What is needed:
From the listing below, pull out all lines with "document" in them.
>> begin
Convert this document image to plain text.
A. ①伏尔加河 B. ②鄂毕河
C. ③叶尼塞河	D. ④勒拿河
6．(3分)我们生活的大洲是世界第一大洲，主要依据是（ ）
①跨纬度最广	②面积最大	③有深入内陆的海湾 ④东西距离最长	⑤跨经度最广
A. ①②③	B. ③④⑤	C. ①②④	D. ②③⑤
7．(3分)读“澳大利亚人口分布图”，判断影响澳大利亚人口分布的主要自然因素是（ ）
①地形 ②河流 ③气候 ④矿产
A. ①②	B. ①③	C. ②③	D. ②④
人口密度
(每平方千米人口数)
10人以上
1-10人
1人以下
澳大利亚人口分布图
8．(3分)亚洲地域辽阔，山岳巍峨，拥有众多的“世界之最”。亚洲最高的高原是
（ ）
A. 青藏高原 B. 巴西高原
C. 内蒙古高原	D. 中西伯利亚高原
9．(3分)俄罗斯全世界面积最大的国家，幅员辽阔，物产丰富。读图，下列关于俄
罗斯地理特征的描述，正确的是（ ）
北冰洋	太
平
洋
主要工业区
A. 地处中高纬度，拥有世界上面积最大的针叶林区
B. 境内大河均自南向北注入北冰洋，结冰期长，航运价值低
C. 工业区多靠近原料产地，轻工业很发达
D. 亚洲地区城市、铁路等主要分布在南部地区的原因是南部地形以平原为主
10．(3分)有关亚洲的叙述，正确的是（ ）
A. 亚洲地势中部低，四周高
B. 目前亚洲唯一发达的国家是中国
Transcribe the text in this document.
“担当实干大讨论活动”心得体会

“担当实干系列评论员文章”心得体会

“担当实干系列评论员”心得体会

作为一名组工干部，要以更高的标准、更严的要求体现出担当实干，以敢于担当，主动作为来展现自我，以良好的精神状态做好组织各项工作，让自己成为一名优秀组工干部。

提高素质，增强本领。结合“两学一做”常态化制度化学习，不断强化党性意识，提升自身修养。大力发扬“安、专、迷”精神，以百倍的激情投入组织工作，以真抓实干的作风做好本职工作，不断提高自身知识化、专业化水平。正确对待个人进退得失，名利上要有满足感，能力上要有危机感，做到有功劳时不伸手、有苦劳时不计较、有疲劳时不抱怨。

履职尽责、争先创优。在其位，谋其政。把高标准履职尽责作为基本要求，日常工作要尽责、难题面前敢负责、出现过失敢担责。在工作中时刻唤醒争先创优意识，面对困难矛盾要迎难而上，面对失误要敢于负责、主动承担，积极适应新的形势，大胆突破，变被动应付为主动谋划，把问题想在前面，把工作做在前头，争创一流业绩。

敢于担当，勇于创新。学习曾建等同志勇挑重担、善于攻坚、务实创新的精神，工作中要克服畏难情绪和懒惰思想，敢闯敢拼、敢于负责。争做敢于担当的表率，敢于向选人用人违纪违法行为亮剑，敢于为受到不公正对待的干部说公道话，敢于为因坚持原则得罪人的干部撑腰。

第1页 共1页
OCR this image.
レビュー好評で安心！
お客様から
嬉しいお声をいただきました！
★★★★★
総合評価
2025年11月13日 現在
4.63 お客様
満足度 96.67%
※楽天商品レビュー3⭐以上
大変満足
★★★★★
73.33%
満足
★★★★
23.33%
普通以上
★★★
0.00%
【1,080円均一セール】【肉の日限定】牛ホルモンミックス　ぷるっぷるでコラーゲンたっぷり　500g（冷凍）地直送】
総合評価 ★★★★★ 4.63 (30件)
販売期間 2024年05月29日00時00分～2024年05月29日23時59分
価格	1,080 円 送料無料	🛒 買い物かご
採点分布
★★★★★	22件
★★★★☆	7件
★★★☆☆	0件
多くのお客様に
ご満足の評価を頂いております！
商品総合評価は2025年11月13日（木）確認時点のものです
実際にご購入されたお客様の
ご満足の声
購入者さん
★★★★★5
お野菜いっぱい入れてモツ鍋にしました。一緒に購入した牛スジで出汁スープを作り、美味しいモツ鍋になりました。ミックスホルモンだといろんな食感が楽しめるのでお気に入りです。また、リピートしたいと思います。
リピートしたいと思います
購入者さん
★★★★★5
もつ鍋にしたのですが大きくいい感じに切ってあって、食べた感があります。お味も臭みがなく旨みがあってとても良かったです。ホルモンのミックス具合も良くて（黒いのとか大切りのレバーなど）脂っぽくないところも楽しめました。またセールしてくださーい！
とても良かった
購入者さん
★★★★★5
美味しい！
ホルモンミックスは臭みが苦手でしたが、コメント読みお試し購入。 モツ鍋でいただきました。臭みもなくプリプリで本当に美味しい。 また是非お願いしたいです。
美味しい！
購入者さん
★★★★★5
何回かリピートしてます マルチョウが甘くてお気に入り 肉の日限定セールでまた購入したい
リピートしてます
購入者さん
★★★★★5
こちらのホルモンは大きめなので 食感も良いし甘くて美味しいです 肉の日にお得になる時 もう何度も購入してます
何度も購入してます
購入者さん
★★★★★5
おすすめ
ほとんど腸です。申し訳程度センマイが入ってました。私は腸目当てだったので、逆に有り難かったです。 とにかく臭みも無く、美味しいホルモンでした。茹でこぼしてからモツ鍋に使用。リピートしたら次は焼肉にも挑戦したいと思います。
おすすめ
>> end
Result for this task:
Convert this document image to plain text.
Transcribe the text in this document.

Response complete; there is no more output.